## begin
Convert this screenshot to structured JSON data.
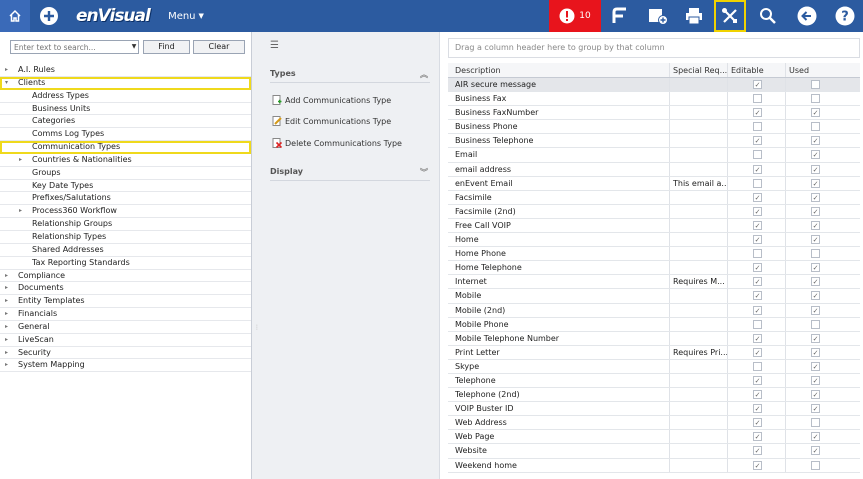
{
  "topbar": {
    "logo": "enVisual",
    "menu_label": "Menu",
    "alert_count": "10",
    "colors": {
      "bar": "#2c5ba0",
      "alert": "#e8141c",
      "highlight": "#f0d200"
    },
    "icons": [
      "home-icon",
      "plus-circle-icon",
      "menu-caret-icon",
      "alert-icon",
      "f-icon",
      "add-page-icon",
      "print-icon",
      "tools-icon",
      "search-icon",
      "back-icon",
      "help-icon"
    ]
  },
  "left": {
    "search_placeholder": "Enter text to search...",
    "find_label": "Find",
    "clear_label": "Clear",
    "tree": [
      {
        "label": "A.I. Rules",
        "level": 0,
        "arrow": "▸"
      },
      {
        "label": "Clients",
        "level": 0,
        "arrow": "▾",
        "selected": true
      },
      {
        "label": "Address Types",
        "level": 1
      },
      {
        "label": "Business Units",
        "level": 1
      },
      {
        "label": "Categories",
        "level": 1
      },
      {
        "label": "Comms Log Types",
        "level": 1
      },
      {
        "label": "Communication Types",
        "level": 1,
        "selected": true
      },
      {
        "label": "Countries & Nationalities",
        "level": 1,
        "arrow": "▸"
      },
      {
        "label": "Groups",
        "level": 1
      },
      {
        "label": "Key Date Types",
        "level": 1
      },
      {
        "label": "Prefixes/Salutations",
        "level": 1
      },
      {
        "label": "Process360 Workflow",
        "level": 1,
        "arrow": "▸"
      },
      {
        "label": "Relationship Groups",
        "level": 1
      },
      {
        "label": "Relationship Types",
        "level": 1
      },
      {
        "label": "Shared Addresses",
        "level": 1
      },
      {
        "label": "Tax Reporting Standards",
        "level": 1
      },
      {
        "label": "Compliance",
        "level": 0,
        "arrow": "▸"
      },
      {
        "label": "Documents",
        "level": 0,
        "arrow": "▸"
      },
      {
        "label": "Entity Templates",
        "level": 0,
        "arrow": "▸"
      },
      {
        "label": "Financials",
        "level": 0,
        "arrow": "▸"
      },
      {
        "label": "General",
        "level": 0,
        "arrow": "▸"
      },
      {
        "label": "LiveScan",
        "level": 0,
        "arrow": "▸"
      },
      {
        "label": "Security",
        "level": 0,
        "arrow": "▸"
      },
      {
        "label": "System Mapping",
        "level": 0,
        "arrow": "▸"
      }
    ]
  },
  "middle": {
    "types_header": "Types",
    "add_label": "Add Communications Type",
    "edit_label": "Edit Communications Type",
    "delete_label": "Delete Communications Type",
    "display_header": "Display"
  },
  "grid": {
    "group_hint": "Drag a column header here to group by that column",
    "columns": [
      "Description",
      "Special Req...",
      "Editable",
      "Used"
    ],
    "rows": [
      {
        "desc": "AIR secure message",
        "special": "",
        "editable": true,
        "used": false
      },
      {
        "desc": "Business Fax",
        "special": "",
        "editable": false,
        "used": false
      },
      {
        "desc": "Business FaxNumber",
        "special": "",
        "editable": true,
        "used": true
      },
      {
        "desc": "Business Phone",
        "special": "",
        "editable": false,
        "used": false
      },
      {
        "desc": "Business Telephone",
        "special": "",
        "editable": true,
        "used": true
      },
      {
        "desc": "Email",
        "special": "",
        "editable": false,
        "used": true
      },
      {
        "desc": "email address",
        "special": "",
        "editable": true,
        "used": true
      },
      {
        "desc": "enEvent Email",
        "special": "This email a...",
        "editable": false,
        "used": true
      },
      {
        "desc": "Facsimile",
        "special": "",
        "editable": true,
        "used": true
      },
      {
        "desc": "Facsimile (2nd)",
        "special": "",
        "editable": true,
        "used": true
      },
      {
        "desc": "Free Call VOIP",
        "special": "",
        "editable": true,
        "used": true
      },
      {
        "desc": "Home",
        "special": "",
        "editable": true,
        "used": true
      },
      {
        "desc": "Home Phone",
        "special": "",
        "editable": false,
        "used": false
      },
      {
        "desc": "Home Telephone",
        "special": "",
        "editable": true,
        "used": true
      },
      {
        "desc": "Internet",
        "special": "Requires M...",
        "editable": true,
        "used": true
      },
      {
        "desc": "Mobile",
        "special": "",
        "editable": true,
        "used": true
      },
      {
        "desc": "Mobile (2nd)",
        "special": "",
        "editable": true,
        "used": true
      },
      {
        "desc": "Mobile Phone",
        "special": "",
        "editable": false,
        "used": false
      },
      {
        "desc": "Mobile Telephone Number",
        "special": "",
        "editable": true,
        "used": true
      },
      {
        "desc": "Print Letter",
        "special": "Requires Pri...",
        "editable": true,
        "used": true
      },
      {
        "desc": "Skype",
        "special": "",
        "editable": false,
        "used": true
      },
      {
        "desc": "Telephone",
        "special": "",
        "editable": true,
        "used": true
      },
      {
        "desc": "Telephone (2nd)",
        "special": "",
        "editable": true,
        "used": true
      },
      {
        "desc": "VOIP Buster ID",
        "special": "",
        "editable": true,
        "used": true
      },
      {
        "desc": "Web Address",
        "special": "",
        "editable": true,
        "used": false
      },
      {
        "desc": "Web Page",
        "special": "",
        "editable": true,
        "used": true
      },
      {
        "desc": "Website",
        "special": "",
        "editable": true,
        "used": true
      },
      {
        "desc": "Weekend home",
        "special": "",
        "editable": true,
        "used": false
      }
    ]
  }
}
## end
Omit the pictures, then output the rest of the listing exactly.

Solution to the exercise:
Convert this screenshot to structured JSON data.
{
  "topbar": {
    "logo": "enVisual",
    "menu_label": "Menu",
    "alert_count": "10",
    "colors": {
      "bar": "#2c5ba0",
      "alert": "#e8141c",
      "highlight": "#f0d200"
    },
    "icons": [
      "home-icon",
      "plus-circle-icon",
      "menu-caret-icon",
      "alert-icon",
      "f-icon",
      "add-page-icon",
      "print-icon",
      "tools-icon",
      "search-icon",
      "back-icon",
      "help-icon"
    ]
  },
  "left": {
    "search_placeholder": "Enter text to search...",
    "find_label": "Find",
    "clear_label": "Clear",
    "tree": [
      {
        "label": "A.I. Rules",
        "level": 0,
        "arrow": "▸"
      },
      {
        "label": "Clients",
        "level": 0,
        "arrow": "▾",
        "selected": true
      },
      {
        "label": "Address Types",
        "level": 1
      },
      {
        "label": "Business Units",
        "level": 1
      },
      {
        "label": "Categories",
        "level": 1
      },
      {
        "label": "Comms Log Types",
        "level": 1
      },
      {
        "label": "Communication Types",
        "level": 1,
        "selected": true
      },
      {
        "label": "Countries & Nationalities",
        "level": 1,
        "arrow": "▸"
      },
      {
        "label": "Groups",
        "level": 1
      },
      {
        "label": "Key Date Types",
        "level": 1
      },
      {
        "label": "Prefixes/Salutations",
        "level": 1
      },
      {
        "label": "Process360 Workflow",
        "level": 1,
        "arrow": "▸"
      },
      {
        "label": "Relationship Groups",
        "level": 1
      },
      {
        "label": "Relationship Types",
        "level": 1
      },
      {
        "label": "Shared Addresses",
        "level": 1
      },
      {
        "label": "Tax Reporting Standards",
        "level": 1
      },
      {
        "label": "Compliance",
        "level": 0,
        "arrow": "▸"
      },
      {
        "label": "Documents",
        "level": 0,
        "arrow": "▸"
      },
      {
        "label": "Entity Templates",
        "level": 0,
        "arrow": "▸"
      },
      {
        "label": "Financials",
        "level": 0,
        "arrow": "▸"
      },
      {
        "label": "General",
        "level": 0,
        "arrow": "▸"
      },
      {
        "label": "LiveScan",
        "level": 0,
        "arrow": "▸"
      },
      {
        "label": "Security",
        "level": 0,
        "arrow": "▸"
      },
      {
        "label": "System Mapping",
        "level": 0,
        "arrow": "▸"
      }
    ]
  },
  "middle": {
    "types_header": "Types",
    "add_label": "Add Communications Type",
    "edit_label": "Edit Communications Type",
    "delete_label": "Delete Communications Type",
    "display_header": "Display"
  },
  "grid": {
    "group_hint": "Drag a column header here to group by that column",
    "columns": [
      "Description",
      "Special Req...",
      "Editable",
      "Used"
    ],
    "rows": [
      {
        "desc": "AIR secure message",
        "special": "",
        "editable": true,
        "used": false
      },
      {
        "desc": "Business Fax",
        "special": "",
        "editable": false,
        "used": false
      },
      {
        "desc": "Business FaxNumber",
        "special": "",
        "editable": true,
        "used": true
      },
      {
        "desc": "Business Phone",
        "special": "",
        "editable": false,
        "used": false
      },
      {
        "desc": "Business Telephone",
        "special": "",
        "editable": true,
        "used": true
      },
      {
        "desc": "Email",
        "special": "",
        "editable": false,
        "used": true
      },
      {
        "desc": "email address",
        "special": "",
        "editable": true,
        "used": true
      },
      {
        "desc": "enEvent Email",
        "special": "This email a...",
        "editable": false,
        "used": true
      },
      {
        "desc": "Facsimile",
        "special": "",
        "editable": true,
        "used": true
      },
      {
        "desc": "Facsimile (2nd)",
        "special": "",
        "editable": true,
        "used": true
      },
      {
        "desc": "Free Call VOIP",
        "special": "",
        "editable": true,
        "used": true
      },
      {
        "desc": "Home",
        "special": "",
        "editable": true,
        "used": true
      },
      {
        "desc": "Home Phone",
        "special": "",
        "editable": false,
        "used": false
      },
      {
        "desc": "Home Telephone",
        "special": "",
        "editable": true,
        "used": true
      },
      {
        "desc": "Internet",
        "special": "Requires M...",
        "editable": true,
        "used": true
      },
      {
        "desc": "Mobile",
        "special": "",
        "editable": true,
        "used": true
      },
      {
        "desc": "Mobile (2nd)",
        "special": "",
        "editable": true,
        "used": true
      },
      {
        "desc": "Mobile Phone",
        "special": "",
        "editable": false,
        "used": false
      },
      {
        "desc": "Mobile Telephone Number",
        "special": "",
        "editable": true,
        "used": true
      },
      {
        "desc": "Print Letter",
        "special": "Requires Pri...",
        "editable": true,
        "used": true
      },
      {
        "desc": "Skype",
        "special": "",
        "editable": false,
        "used": true
      },
      {
        "desc": "Telephone",
        "special": "",
        "editable": true,
        "used": true
      },
      {
        "desc": "Telephone (2nd)",
        "special": "",
        "editable": true,
        "used": true
      },
      {
        "desc": "VOIP Buster ID",
        "special": "",
        "editable": true,
        "used": true
      },
      {
        "desc": "Web Address",
        "special": "",
        "editable": true,
        "used": false
      },
      {
        "desc": "Web Page",
        "special": "",
        "editable": true,
        "used": true
      },
      {
        "desc": "Website",
        "special": "",
        "editable": true,
        "used": true
      },
      {
        "desc": "Weekend home",
        "special": "",
        "editable": true,
        "used": false
      }
    ]
  }
}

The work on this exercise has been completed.